=== TESTO ===

In questo momento vorrei sedermi su un lenzuolo steso sul prato a villa Pamphili vicino all'albero dove di solito vado a trascorrere la mia pausa pranzo. Mi siederei e porterei verso il petto le ginocchia e con le braccia le cingerei in un abbraccio. Vorrei girarmi e vederti arrivare con la tua tua andatura riconoscibile e perfetta, vorrei vederti sedere vicino a me in silenzio e pronunciare poche asciutte parole di saluto.
Vorrei che il cuore esplodesse in quel preciso momento: una esplosione di gioia, pace e allegria. Vorrei poggiare la mia testa, pesante e confusa, sulle tue spalle e respirare profondamente. Respirare per far si che il mostro che sto crescendo e nutrendo esca definitivamente da questo corpo. Vorrei poggiare la mia testa, i miei pensieri, le mie paure, gioie e speranze sulla tua spella. Vorrei dirti, come canta la canzone; "Reggimi, io adesso non ho forza". Perché è vero non ho le forze: non riesco a trovare la chiave di volta per tutta questa storia, non riesco a trovare la pace del cuore, dell'anima del corpo.

=== VOCI FORNITE ===

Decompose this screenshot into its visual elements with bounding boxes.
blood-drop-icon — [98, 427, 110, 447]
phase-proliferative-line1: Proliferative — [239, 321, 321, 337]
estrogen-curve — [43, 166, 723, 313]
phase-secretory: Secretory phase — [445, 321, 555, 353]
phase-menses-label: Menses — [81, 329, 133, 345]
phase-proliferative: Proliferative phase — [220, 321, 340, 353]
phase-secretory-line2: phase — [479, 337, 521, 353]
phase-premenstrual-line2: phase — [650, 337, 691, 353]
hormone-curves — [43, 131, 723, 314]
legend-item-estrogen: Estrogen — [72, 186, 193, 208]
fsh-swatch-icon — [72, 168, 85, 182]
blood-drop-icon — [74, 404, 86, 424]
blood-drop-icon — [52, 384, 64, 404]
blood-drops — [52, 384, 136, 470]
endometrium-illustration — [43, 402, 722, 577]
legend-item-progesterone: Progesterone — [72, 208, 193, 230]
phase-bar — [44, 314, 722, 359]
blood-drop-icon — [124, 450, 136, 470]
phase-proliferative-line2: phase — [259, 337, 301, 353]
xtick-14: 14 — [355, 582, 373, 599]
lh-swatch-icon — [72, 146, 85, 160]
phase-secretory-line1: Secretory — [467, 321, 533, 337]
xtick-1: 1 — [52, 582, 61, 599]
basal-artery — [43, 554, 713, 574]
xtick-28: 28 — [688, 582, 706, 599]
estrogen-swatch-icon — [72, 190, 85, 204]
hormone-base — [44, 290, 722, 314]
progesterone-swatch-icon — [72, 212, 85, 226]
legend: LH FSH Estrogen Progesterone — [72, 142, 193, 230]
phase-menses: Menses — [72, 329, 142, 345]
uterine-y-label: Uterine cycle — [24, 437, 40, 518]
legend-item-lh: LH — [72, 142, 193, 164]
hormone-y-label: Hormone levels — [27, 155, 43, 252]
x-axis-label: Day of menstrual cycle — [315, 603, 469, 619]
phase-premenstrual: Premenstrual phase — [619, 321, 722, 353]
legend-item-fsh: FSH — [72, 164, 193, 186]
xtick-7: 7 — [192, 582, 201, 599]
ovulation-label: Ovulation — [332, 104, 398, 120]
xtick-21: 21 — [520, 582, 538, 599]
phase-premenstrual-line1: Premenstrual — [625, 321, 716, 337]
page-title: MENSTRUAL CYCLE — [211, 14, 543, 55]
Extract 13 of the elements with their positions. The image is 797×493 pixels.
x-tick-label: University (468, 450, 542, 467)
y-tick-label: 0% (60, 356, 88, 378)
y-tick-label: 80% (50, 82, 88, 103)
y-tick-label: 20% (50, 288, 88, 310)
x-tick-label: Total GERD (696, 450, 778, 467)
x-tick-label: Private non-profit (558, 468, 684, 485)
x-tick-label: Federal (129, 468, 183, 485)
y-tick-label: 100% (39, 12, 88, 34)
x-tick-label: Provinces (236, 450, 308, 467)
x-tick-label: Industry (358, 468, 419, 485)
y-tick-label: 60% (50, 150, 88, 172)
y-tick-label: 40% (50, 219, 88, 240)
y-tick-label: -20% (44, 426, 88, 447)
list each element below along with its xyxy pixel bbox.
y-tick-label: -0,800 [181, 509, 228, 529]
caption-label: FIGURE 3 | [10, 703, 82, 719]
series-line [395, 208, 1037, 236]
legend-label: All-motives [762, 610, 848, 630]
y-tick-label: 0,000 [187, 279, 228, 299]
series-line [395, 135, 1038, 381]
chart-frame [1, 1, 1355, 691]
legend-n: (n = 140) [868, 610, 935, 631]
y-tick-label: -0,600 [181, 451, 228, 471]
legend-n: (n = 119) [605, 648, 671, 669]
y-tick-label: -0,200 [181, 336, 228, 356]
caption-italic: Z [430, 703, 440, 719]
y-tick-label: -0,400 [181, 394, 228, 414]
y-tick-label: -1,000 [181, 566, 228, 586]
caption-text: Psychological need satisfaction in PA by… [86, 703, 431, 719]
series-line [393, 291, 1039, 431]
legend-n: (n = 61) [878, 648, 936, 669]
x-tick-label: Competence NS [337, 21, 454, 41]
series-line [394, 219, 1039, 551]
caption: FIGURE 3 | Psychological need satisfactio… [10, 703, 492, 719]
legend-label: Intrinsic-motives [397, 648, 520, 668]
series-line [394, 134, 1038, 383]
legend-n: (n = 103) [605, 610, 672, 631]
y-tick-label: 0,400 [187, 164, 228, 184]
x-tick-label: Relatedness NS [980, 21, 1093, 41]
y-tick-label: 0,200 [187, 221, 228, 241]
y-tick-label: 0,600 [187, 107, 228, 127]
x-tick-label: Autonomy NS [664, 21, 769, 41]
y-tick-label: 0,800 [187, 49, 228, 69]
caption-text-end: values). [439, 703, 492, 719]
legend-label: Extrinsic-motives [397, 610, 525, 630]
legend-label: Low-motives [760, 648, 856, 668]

===

● ELENCO ATTIVITÀ
1. Puoi riscrivere il passo del testo che comincia con le parole contenenti "In questo momento" e termina con "parole di saluto.", scambiando "lenzuolo" con "telo"?
2. Di quali sentimenti, secondo il testo, sarebbe fatta l'esplosione del cuore? Elencali tutti.

● RISPOSTE
1.
In questo momento vorrei sedermi su un telo steso sul prato a villa Pamphili vicino all'albero dove di solito vado a trascorrere la mia pausa pranzo. Mi siederei e porterei verso il petto le ginocchia e con le braccia le cingerei in un abbraccio. Vorrei girarmi e vederti arrivare con la tua tua andatura riconoscibile e perfetta, vorrei vederti sedere vicino a me in silenzio e pronunciare poche asciutte parole di saluto.

2. gioia, pace, allegria